■ **Exercise objective**:
In the following material, identify every line holding the string "debería" and return it.

■ **Exercise input**:
-- -- --

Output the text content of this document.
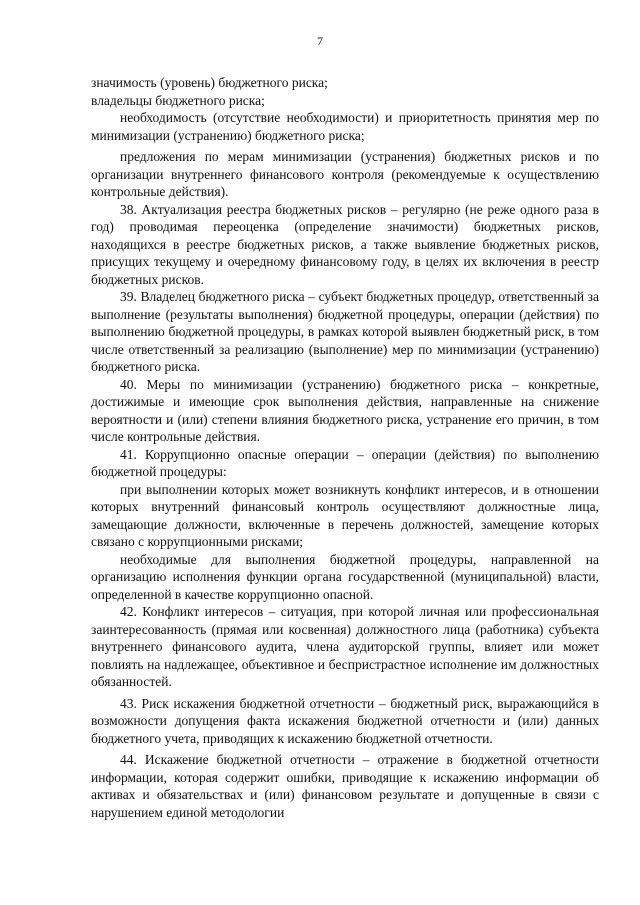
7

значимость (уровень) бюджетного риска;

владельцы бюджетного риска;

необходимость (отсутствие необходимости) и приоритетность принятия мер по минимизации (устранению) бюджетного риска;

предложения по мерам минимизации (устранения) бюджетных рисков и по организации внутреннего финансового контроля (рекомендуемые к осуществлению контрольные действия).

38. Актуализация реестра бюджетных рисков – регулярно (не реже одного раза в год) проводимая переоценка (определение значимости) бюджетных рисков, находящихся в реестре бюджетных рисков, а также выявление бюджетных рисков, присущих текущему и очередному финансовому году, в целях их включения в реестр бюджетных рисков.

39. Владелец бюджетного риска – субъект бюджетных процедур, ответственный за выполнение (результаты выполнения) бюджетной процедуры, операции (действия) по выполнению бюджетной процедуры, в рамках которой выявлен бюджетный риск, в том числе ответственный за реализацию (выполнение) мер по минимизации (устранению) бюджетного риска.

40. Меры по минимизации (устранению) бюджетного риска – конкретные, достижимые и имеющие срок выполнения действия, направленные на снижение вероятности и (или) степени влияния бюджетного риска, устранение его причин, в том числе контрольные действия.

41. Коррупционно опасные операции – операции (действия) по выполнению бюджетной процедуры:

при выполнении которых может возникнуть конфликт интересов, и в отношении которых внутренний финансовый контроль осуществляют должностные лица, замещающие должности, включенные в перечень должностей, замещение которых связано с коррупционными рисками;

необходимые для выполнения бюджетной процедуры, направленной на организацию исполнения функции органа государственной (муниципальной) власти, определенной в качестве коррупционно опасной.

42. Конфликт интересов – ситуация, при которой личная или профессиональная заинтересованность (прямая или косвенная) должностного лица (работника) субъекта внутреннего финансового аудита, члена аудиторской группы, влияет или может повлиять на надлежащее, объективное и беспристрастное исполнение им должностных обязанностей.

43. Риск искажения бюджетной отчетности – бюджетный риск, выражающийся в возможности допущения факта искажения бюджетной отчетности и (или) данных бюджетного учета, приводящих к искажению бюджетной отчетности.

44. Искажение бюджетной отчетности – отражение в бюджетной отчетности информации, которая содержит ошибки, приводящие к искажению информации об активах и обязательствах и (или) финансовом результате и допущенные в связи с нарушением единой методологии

-- -- --

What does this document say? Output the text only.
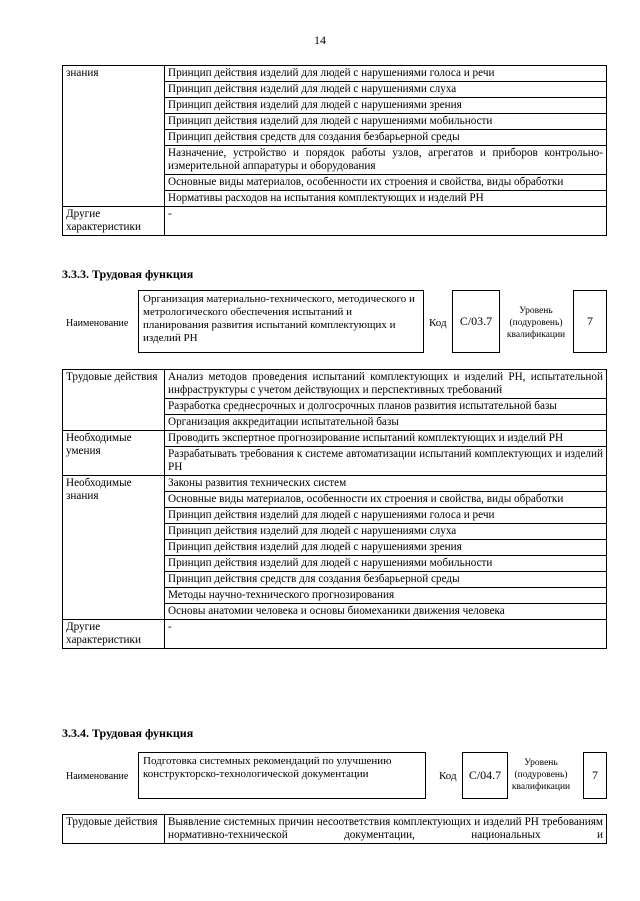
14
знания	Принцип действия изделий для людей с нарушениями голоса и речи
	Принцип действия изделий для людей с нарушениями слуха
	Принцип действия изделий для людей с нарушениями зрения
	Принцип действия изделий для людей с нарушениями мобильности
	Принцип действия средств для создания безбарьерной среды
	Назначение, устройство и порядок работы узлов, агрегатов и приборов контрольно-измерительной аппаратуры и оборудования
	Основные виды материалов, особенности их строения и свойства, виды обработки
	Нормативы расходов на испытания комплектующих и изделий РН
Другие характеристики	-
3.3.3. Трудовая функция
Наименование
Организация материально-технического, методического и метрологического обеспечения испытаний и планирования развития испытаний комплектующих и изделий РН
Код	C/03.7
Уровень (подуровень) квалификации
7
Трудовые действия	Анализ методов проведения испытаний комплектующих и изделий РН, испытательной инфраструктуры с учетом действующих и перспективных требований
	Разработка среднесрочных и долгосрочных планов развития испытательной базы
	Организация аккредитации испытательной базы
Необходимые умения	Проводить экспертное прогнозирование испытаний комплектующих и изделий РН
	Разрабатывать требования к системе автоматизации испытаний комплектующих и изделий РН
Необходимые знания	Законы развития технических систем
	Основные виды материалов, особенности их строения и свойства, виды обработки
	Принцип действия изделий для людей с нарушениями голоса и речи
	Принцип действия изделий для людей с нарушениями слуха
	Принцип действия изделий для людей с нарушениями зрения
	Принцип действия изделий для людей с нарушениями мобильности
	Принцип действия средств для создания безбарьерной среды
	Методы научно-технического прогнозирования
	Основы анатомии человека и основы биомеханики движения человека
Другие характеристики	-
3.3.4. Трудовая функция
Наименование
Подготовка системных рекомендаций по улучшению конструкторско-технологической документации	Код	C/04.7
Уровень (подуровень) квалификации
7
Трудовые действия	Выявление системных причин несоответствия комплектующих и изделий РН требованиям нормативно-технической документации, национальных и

-- -- --

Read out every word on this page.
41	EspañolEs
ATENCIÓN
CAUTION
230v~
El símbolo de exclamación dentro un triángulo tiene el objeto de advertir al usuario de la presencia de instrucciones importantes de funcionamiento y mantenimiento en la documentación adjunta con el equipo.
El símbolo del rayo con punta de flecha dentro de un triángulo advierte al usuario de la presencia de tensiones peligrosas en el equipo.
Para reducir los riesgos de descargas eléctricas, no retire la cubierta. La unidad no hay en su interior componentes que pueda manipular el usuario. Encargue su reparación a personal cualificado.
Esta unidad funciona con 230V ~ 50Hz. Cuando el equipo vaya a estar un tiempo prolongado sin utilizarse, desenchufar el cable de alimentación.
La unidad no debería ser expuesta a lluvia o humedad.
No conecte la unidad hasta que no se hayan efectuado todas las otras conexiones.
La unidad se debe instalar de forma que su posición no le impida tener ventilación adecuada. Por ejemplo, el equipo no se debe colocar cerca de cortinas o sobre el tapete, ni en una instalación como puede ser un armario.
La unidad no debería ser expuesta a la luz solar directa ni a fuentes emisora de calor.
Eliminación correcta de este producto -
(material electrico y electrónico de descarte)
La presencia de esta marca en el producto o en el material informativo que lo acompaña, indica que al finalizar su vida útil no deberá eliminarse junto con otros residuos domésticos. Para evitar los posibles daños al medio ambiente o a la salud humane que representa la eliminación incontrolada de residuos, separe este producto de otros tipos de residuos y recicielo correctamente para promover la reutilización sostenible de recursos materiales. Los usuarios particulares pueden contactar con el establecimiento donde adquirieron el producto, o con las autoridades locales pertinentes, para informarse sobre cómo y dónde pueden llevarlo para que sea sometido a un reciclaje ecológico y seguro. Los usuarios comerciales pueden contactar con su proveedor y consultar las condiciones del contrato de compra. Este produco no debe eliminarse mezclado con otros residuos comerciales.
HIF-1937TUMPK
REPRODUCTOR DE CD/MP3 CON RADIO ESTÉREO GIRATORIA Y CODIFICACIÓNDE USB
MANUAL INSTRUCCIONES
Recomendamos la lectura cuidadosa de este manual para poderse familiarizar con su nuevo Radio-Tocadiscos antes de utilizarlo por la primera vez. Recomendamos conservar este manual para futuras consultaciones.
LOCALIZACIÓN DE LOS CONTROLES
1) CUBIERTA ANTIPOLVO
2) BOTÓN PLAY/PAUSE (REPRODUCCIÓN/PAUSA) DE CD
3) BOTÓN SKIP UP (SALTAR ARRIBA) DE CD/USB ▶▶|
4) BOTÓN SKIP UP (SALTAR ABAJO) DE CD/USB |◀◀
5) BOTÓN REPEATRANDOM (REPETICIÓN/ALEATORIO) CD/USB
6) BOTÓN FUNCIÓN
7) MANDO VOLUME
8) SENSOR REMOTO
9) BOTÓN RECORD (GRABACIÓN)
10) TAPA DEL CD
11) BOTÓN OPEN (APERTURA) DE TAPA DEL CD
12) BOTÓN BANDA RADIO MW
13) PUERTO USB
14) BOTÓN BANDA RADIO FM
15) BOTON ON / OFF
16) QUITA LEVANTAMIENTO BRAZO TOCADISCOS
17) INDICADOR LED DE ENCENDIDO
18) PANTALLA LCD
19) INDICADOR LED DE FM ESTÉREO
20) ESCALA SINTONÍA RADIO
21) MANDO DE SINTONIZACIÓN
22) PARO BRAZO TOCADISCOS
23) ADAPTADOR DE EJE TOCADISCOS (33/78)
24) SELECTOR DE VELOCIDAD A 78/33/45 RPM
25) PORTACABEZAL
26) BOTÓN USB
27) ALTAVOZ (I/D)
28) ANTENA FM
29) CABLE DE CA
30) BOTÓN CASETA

-- -- --

■ **Task answer**:
La unidad no debería ser expuesta a lluvia o humedad.
La unidad no debería ser expuesta a la luz solar directa ni a fuentes emisora de calor.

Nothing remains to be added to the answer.